Set exercise → Isolate every line in the data with the string "screenshot" and copy it.

* START Supplied records *

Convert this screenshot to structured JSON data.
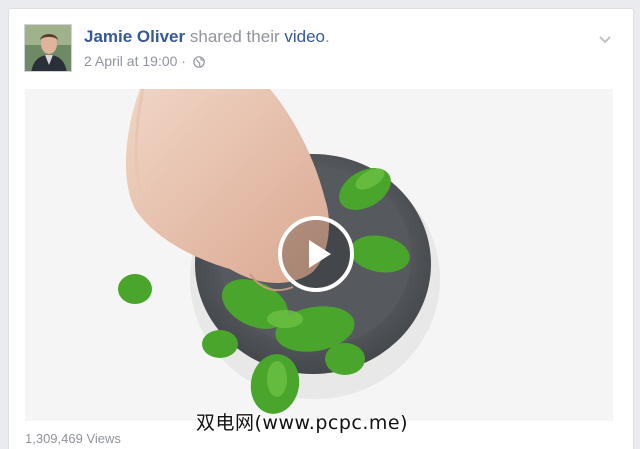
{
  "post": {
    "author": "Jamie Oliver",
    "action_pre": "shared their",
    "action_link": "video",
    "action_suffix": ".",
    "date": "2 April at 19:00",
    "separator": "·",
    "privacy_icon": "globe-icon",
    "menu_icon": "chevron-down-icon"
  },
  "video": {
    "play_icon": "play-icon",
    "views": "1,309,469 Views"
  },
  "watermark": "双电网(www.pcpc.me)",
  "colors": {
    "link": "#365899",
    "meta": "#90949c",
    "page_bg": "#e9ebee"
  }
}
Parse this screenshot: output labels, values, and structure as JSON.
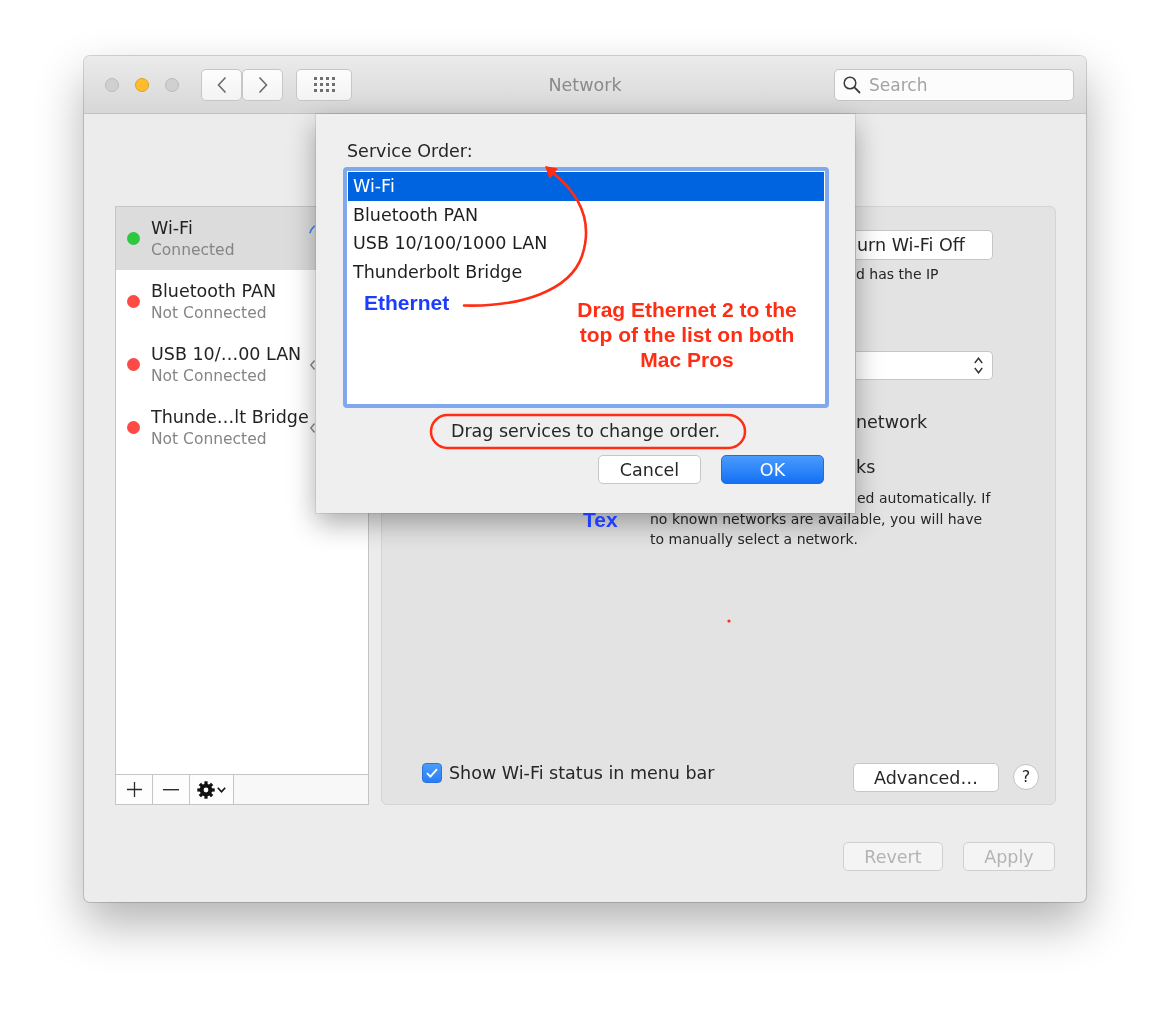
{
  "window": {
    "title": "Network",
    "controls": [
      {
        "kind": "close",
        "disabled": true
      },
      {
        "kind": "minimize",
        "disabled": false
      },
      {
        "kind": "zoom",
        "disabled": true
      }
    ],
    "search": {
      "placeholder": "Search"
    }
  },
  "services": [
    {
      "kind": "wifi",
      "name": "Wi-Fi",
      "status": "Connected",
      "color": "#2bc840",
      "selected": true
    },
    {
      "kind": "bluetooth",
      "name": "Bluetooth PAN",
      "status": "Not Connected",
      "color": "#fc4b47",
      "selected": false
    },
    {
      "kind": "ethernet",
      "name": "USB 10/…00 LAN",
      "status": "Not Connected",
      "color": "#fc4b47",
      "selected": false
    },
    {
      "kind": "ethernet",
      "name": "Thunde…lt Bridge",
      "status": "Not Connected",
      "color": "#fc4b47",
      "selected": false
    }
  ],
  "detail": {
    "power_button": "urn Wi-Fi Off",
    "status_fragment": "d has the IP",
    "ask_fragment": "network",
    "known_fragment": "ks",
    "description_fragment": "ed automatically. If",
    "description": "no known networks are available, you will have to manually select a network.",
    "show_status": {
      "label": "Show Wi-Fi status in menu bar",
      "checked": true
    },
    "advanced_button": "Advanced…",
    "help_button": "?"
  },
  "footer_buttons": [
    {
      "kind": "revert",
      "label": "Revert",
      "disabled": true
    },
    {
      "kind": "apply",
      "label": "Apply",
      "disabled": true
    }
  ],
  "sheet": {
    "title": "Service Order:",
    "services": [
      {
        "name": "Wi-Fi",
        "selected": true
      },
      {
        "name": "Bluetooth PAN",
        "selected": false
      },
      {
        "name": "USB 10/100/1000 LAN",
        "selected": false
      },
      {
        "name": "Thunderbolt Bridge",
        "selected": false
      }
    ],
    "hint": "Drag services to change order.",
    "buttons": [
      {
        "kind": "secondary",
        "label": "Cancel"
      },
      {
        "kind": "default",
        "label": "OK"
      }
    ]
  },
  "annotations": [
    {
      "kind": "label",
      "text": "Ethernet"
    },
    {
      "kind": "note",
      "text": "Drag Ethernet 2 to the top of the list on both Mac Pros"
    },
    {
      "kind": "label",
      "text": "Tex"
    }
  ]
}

* END Supplied records *

Result of this task →
Convert this screenshot to structured JSON data.
Parse this screenshot: output labels, values, and structure as JSON.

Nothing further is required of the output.